What needs to be done → Please work out how many lines in the material contain "Edith" and give only that figure.

** BEGIN **

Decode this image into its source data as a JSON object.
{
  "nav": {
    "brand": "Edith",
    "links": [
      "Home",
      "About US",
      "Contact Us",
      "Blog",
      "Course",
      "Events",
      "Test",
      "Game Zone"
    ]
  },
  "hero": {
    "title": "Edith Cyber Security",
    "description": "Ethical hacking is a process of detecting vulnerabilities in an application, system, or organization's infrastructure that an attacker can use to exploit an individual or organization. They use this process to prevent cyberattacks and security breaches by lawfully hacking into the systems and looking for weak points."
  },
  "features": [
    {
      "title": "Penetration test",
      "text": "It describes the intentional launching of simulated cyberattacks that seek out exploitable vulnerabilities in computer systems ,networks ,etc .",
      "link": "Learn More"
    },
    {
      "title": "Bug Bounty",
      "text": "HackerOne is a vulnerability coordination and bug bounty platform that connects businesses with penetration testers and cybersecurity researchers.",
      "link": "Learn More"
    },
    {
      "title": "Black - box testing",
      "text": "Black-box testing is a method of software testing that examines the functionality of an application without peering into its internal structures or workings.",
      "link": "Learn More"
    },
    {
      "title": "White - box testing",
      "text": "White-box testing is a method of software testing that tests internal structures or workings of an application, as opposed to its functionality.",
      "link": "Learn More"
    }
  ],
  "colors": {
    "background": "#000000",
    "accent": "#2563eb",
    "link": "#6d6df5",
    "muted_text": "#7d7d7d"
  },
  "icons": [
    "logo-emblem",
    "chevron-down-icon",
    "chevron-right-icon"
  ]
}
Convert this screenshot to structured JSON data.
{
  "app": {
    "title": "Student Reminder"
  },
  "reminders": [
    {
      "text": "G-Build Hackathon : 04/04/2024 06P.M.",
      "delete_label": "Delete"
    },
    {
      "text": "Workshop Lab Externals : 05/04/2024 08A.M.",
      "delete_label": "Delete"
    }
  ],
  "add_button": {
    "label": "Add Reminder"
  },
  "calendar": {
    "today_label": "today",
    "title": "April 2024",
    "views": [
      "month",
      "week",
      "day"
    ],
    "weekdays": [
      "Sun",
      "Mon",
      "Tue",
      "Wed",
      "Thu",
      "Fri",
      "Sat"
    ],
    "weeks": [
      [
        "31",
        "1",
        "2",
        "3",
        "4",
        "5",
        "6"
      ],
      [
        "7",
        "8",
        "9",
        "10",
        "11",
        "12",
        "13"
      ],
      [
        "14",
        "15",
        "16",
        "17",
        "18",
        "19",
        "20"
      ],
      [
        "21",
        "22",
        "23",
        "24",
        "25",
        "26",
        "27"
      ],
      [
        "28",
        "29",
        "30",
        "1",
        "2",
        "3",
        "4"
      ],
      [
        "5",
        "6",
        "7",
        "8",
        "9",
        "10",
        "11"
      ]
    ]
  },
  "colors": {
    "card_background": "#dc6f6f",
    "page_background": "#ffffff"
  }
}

** END **
** BEGIN **

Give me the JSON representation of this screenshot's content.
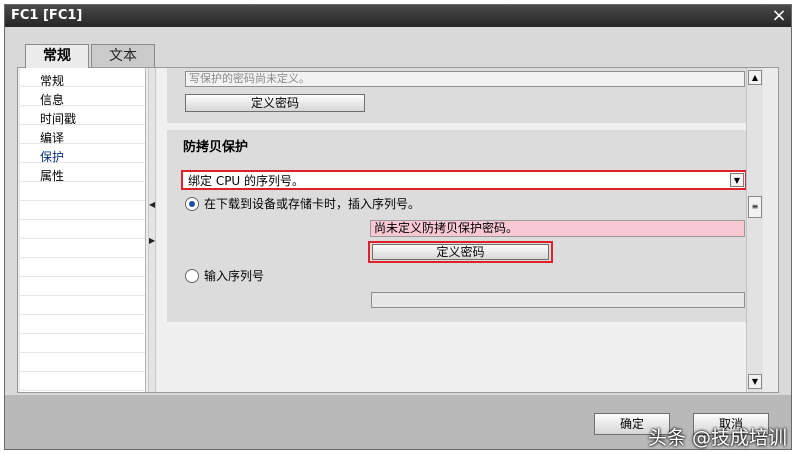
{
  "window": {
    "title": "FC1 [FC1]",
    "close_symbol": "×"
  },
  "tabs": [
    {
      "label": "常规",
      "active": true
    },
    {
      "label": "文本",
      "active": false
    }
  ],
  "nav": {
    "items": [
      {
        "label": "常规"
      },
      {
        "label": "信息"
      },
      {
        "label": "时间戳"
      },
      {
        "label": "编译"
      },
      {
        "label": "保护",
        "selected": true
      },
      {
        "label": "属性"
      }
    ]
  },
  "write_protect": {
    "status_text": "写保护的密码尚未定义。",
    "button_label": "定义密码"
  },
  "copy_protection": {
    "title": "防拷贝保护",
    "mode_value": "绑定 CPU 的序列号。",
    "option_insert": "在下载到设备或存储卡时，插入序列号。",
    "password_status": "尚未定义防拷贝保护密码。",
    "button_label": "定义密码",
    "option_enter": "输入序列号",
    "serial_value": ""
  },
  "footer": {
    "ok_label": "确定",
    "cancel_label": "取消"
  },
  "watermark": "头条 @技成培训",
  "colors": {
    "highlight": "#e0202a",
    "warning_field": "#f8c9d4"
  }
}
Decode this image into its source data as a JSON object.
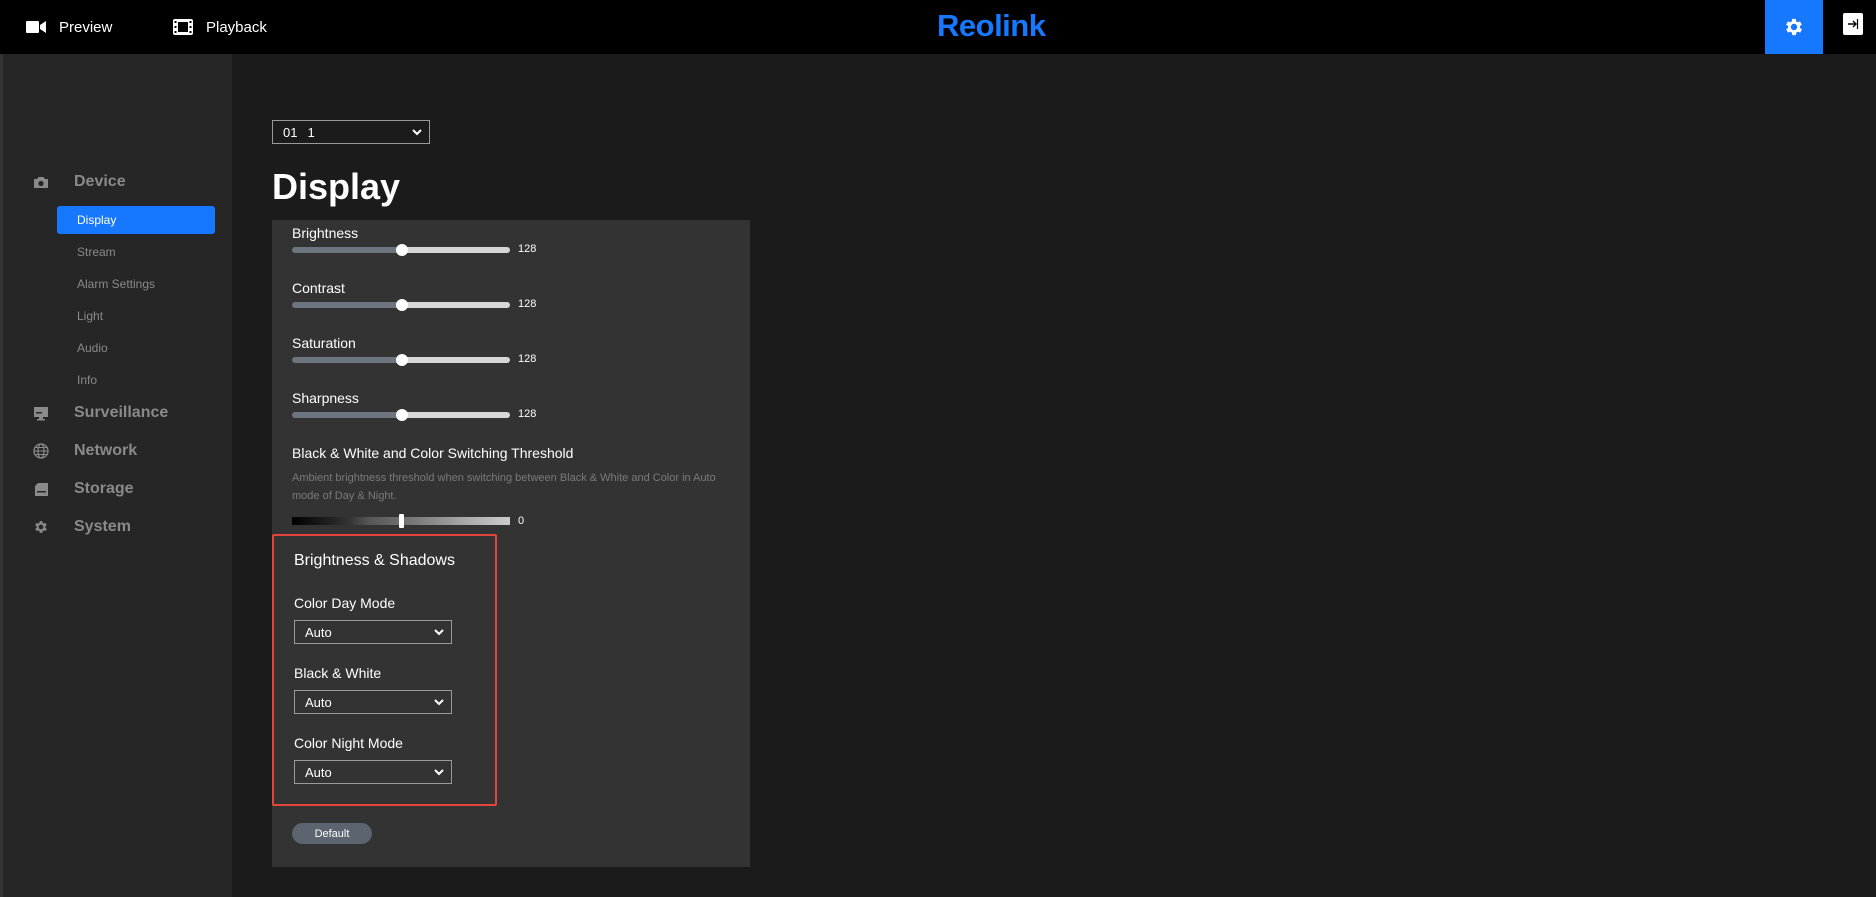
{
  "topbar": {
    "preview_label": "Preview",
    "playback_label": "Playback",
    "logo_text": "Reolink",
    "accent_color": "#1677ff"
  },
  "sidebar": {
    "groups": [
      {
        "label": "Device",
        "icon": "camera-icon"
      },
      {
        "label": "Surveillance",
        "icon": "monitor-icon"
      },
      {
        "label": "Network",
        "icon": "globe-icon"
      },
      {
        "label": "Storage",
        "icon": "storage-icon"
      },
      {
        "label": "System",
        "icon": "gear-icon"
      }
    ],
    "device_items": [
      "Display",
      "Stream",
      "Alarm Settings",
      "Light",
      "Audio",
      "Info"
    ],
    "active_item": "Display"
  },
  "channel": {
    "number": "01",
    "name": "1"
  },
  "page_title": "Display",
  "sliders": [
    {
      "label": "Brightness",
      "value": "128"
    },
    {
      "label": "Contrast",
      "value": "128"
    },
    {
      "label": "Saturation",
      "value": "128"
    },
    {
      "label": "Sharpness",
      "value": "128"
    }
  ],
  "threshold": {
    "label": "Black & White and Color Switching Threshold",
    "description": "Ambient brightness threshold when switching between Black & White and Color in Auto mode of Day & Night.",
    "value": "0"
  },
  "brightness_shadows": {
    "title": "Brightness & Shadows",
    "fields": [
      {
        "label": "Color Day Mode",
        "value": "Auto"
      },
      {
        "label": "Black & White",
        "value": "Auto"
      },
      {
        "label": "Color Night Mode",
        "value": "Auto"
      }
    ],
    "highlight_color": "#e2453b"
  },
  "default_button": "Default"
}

** END **
** BEGIN **

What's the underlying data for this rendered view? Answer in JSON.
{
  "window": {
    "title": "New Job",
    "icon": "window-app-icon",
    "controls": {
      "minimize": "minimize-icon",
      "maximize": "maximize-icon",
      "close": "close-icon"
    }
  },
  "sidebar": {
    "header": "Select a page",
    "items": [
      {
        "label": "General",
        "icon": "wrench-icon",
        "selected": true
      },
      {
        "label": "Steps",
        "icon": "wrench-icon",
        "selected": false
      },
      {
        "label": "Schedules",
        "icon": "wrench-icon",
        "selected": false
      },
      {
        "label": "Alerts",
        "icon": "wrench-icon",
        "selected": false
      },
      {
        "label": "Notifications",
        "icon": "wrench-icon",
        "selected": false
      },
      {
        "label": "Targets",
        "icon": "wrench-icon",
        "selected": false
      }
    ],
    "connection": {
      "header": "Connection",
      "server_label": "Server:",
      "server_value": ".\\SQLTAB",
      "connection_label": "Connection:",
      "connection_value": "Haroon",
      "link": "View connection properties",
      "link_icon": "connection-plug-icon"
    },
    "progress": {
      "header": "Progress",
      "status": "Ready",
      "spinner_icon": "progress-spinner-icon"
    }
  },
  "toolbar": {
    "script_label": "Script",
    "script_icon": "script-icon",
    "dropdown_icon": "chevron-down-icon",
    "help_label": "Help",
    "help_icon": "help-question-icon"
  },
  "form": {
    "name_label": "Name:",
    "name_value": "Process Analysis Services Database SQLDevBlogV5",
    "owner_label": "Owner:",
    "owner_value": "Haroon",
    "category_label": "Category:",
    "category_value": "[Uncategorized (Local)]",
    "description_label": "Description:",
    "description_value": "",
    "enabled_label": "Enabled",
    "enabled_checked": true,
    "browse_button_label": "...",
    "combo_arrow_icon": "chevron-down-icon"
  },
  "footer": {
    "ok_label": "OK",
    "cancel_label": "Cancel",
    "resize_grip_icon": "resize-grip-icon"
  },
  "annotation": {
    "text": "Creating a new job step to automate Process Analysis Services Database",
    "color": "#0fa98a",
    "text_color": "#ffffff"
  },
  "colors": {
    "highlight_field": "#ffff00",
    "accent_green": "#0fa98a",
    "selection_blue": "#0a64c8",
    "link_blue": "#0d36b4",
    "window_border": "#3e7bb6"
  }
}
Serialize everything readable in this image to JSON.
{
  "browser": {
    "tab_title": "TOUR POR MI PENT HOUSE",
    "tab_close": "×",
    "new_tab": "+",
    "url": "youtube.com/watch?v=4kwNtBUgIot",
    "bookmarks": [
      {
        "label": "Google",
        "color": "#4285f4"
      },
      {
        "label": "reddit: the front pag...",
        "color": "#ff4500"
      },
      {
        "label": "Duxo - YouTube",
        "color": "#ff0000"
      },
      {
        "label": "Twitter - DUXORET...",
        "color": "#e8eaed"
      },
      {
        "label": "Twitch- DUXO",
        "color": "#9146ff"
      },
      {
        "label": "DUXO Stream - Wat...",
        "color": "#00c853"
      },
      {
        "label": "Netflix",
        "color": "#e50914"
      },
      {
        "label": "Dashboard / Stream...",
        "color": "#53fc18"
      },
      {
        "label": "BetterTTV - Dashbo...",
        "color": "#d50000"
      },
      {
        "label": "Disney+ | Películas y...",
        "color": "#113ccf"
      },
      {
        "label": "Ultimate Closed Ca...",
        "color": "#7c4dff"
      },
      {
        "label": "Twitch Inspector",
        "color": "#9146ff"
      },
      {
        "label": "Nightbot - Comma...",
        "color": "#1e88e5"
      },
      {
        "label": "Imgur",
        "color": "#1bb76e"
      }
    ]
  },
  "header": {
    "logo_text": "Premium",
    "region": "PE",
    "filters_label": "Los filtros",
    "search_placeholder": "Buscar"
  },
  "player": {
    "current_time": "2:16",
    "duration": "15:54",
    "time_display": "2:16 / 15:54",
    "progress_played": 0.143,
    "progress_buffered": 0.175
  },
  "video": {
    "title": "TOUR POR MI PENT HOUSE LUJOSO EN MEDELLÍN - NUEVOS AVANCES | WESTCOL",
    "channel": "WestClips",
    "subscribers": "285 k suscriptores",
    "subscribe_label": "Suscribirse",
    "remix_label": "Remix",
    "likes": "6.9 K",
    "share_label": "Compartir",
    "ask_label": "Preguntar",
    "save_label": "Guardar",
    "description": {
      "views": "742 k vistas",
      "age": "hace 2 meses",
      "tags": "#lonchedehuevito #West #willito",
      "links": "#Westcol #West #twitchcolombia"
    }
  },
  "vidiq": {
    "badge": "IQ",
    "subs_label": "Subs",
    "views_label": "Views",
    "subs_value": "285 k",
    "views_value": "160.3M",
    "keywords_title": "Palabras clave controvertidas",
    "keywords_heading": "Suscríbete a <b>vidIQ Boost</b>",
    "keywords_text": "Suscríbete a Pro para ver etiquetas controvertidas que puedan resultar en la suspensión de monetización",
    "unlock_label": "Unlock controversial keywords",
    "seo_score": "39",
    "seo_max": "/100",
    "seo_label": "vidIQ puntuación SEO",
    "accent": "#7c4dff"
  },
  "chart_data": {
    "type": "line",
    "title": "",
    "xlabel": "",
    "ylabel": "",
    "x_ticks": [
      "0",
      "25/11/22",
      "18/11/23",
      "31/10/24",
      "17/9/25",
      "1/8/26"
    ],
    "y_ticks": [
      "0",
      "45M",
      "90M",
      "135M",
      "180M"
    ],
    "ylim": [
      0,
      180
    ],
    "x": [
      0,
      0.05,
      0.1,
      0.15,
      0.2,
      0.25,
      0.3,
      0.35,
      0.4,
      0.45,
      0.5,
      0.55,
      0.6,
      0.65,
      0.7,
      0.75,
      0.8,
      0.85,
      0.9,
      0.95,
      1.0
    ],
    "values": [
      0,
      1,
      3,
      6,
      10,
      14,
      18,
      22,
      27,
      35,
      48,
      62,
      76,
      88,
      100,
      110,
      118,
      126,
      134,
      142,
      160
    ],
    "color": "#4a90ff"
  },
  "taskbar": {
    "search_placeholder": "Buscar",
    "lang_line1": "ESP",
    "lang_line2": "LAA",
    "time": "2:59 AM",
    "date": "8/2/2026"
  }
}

** END **

Solution below → 2